▸ Problem statement
What you produce should match the records below precisely, except that images are removed.

------------------------------------

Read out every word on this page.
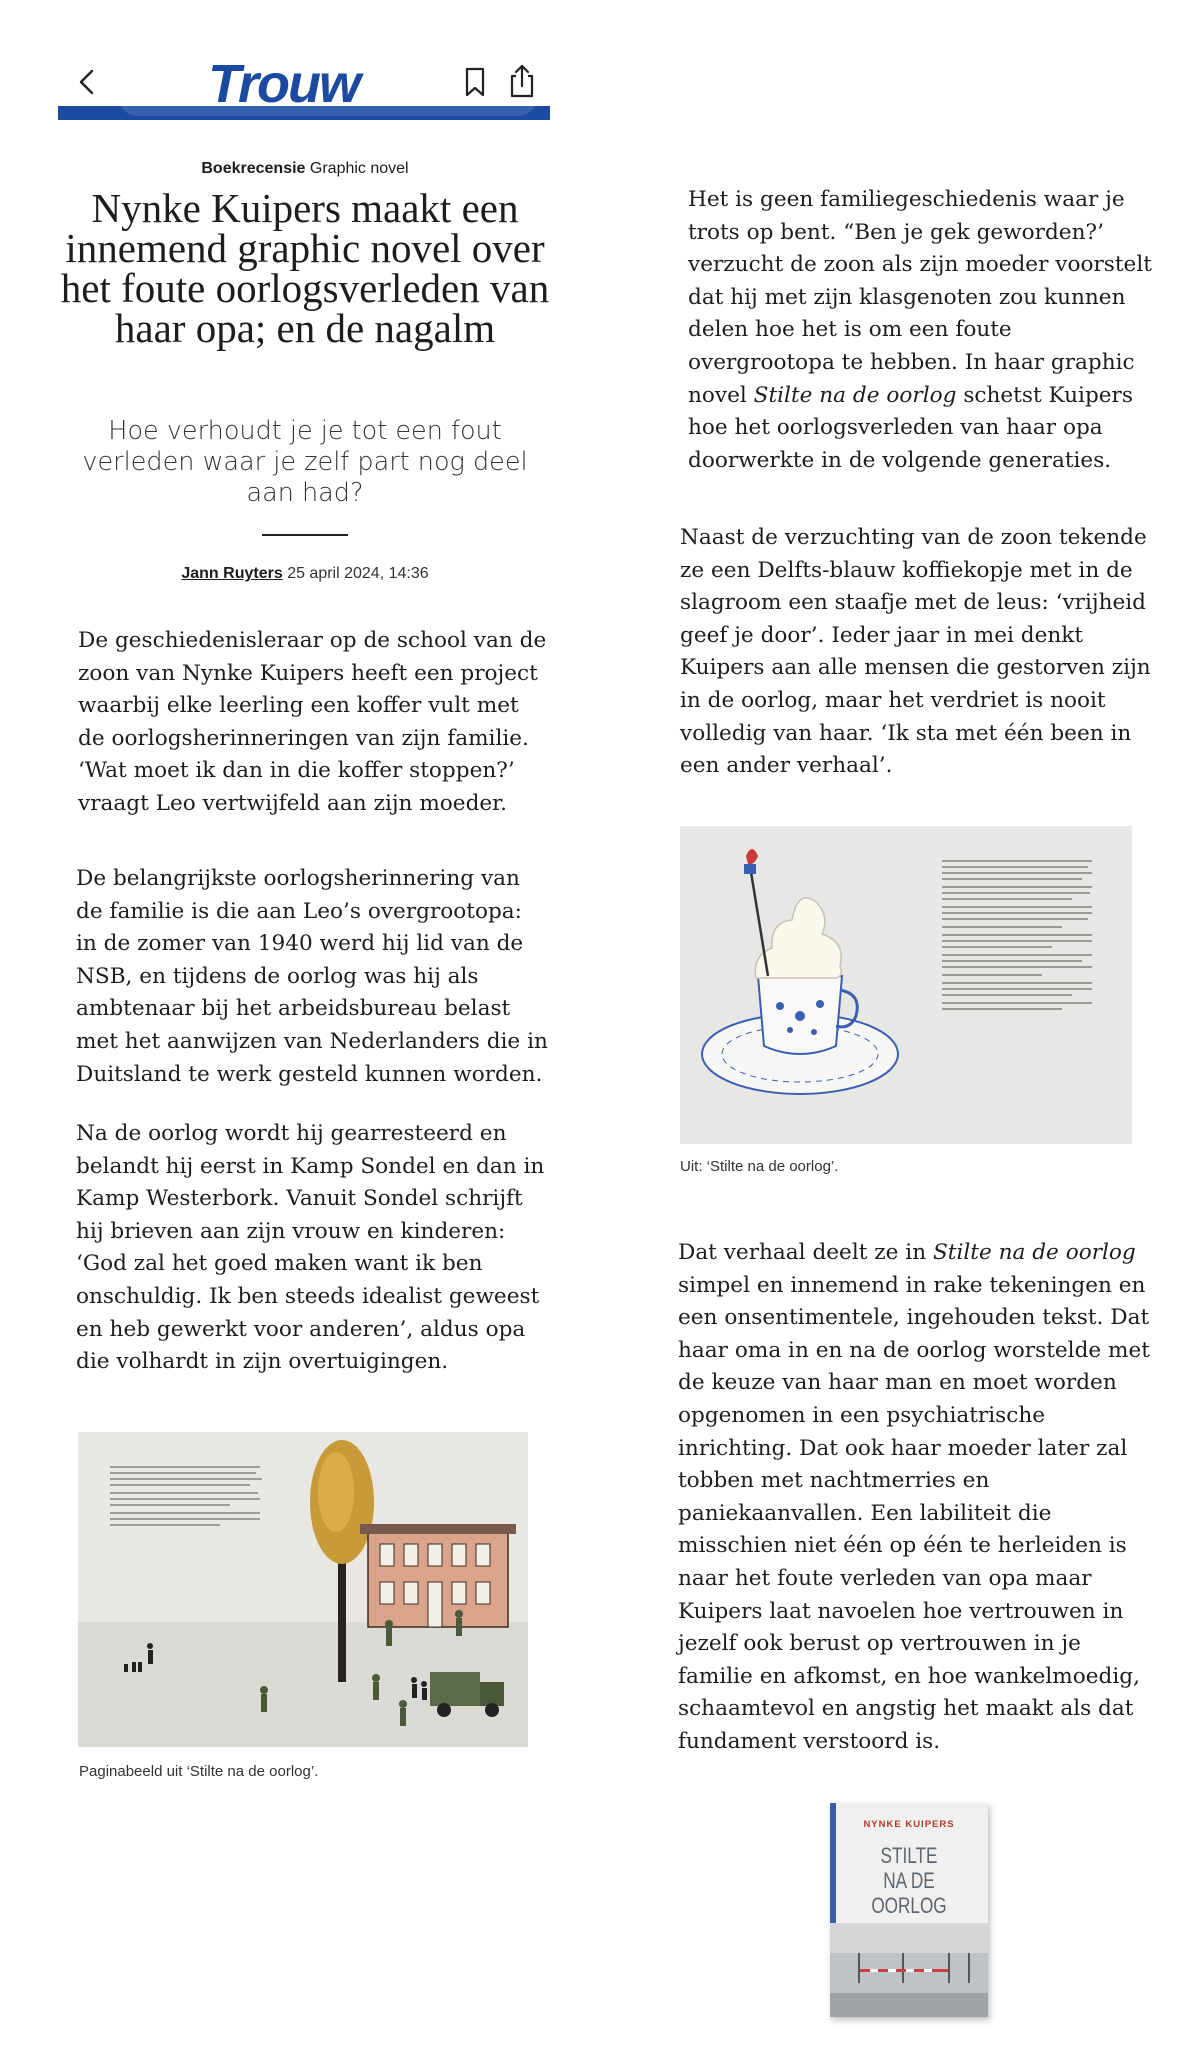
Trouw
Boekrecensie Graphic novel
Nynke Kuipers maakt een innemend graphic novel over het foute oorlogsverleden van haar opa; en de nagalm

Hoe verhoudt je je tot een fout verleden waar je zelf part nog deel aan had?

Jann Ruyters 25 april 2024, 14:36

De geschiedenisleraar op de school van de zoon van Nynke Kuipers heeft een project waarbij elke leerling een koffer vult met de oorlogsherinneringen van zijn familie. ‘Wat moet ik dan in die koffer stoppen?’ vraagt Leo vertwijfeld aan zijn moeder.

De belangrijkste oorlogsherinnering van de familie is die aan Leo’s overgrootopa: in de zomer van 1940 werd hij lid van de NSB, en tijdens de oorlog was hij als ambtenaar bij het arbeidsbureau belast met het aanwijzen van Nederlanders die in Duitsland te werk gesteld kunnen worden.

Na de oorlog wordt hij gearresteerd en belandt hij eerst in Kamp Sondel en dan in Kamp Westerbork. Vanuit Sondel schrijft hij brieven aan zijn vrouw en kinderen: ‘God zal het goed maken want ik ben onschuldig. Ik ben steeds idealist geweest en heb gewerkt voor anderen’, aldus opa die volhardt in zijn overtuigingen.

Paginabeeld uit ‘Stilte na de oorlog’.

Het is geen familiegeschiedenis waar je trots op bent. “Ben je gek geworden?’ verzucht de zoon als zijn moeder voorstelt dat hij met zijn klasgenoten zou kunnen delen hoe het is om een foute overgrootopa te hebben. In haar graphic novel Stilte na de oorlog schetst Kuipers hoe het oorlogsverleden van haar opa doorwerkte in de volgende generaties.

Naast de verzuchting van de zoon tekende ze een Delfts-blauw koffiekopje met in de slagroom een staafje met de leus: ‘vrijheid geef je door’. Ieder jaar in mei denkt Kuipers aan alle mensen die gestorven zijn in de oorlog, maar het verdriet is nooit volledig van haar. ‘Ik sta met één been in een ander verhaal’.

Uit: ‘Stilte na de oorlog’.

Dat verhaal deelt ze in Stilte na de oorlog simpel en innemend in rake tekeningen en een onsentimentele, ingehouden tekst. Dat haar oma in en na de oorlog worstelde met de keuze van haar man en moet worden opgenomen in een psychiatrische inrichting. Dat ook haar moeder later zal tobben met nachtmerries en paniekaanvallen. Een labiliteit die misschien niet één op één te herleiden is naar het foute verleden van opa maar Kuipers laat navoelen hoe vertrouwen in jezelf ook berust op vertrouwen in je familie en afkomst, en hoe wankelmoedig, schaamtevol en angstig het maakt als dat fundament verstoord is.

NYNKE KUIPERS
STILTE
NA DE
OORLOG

------------------------------------

▸ Reply
Read out every word on this page.
Trouw
Boekrecensie Graphic novel
Nynke Kuipers maakt een innemend graphic novel over het foute oorlogsverleden van haar opa; en de nagalm

Hoe verhoudt je je tot een fout verleden waar je zelf part nog deel aan had?

Jann Ruyters 25 april 2024, 14:36

De geschiedenisleraar op de school van de zoon van Nynke Kuipers heeft een project waarbij elke leerling een koffer vult met de oorlogsherinneringen van zijn familie. ‘Wat moet ik dan in die koffer stoppen?’ vraagt Leo vertwijfeld aan zijn moeder.

De belangrijkste oorlogsherinnering van de familie is die aan Leo’s overgrootopa: in de zomer van 1940 werd hij lid van de NSB, en tijdens de oorlog was hij als ambtenaar bij het arbeidsbureau belast met het aanwijzen van Nederlanders die in Duitsland te werk gesteld kunnen worden.

Na de oorlog wordt hij gearresteerd en belandt hij eerst in Kamp Sondel en dan in Kamp Westerbork. Vanuit Sondel schrijft hij brieven aan zijn vrouw en kinderen: ‘God zal het goed maken want ik ben onschuldig. Ik ben steeds idealist geweest en heb gewerkt voor anderen’, aldus opa die volhardt in zijn overtuigingen.

Paginabeeld uit ‘Stilte na de oorlog’.

Het is geen familiegeschiedenis waar je trots op bent. “Ben je gek geworden?’ verzucht de zoon als zijn moeder voorstelt dat hij met zijn klasgenoten zou kunnen delen hoe het is om een foute overgrootopa te hebben. In haar graphic novel Stilte na de oorlog schetst Kuipers hoe het oorlogsverleden van haar opa doorwerkte in de volgende generaties.

Naast de verzuchting van de zoon tekende ze een Delfts-blauw koffiekopje met in de slagroom een staafje met de leus: ‘vrijheid geef je door’. Ieder jaar in mei denkt Kuipers aan alle mensen die gestorven zijn in de oorlog, maar het verdriet is nooit volledig van haar. ‘Ik sta met één been in een ander verhaal’.

Uit: ‘Stilte na de oorlog’.

Dat verhaal deelt ze in Stilte na de oorlog simpel en innemend in rake tekeningen en een onsentimentele, ingehouden tekst. Dat haar oma in en na de oorlog worstelde met de keuze van haar man en moet worden opgenomen in een psychiatrische inrichting. Dat ook haar moeder later zal tobben met nachtmerries en paniekaanvallen. Een labiliteit die misschien niet één op één te herleiden is naar het foute verleden van opa maar Kuipers laat navoelen hoe vertrouwen in jezelf ook berust op vertrouwen in je familie en afkomst, en hoe wankelmoedig, schaamtevol en angstig het maakt als dat fundament verstoord is.

NYNKE KUIPERS
STILTE
NA DE
OORLOG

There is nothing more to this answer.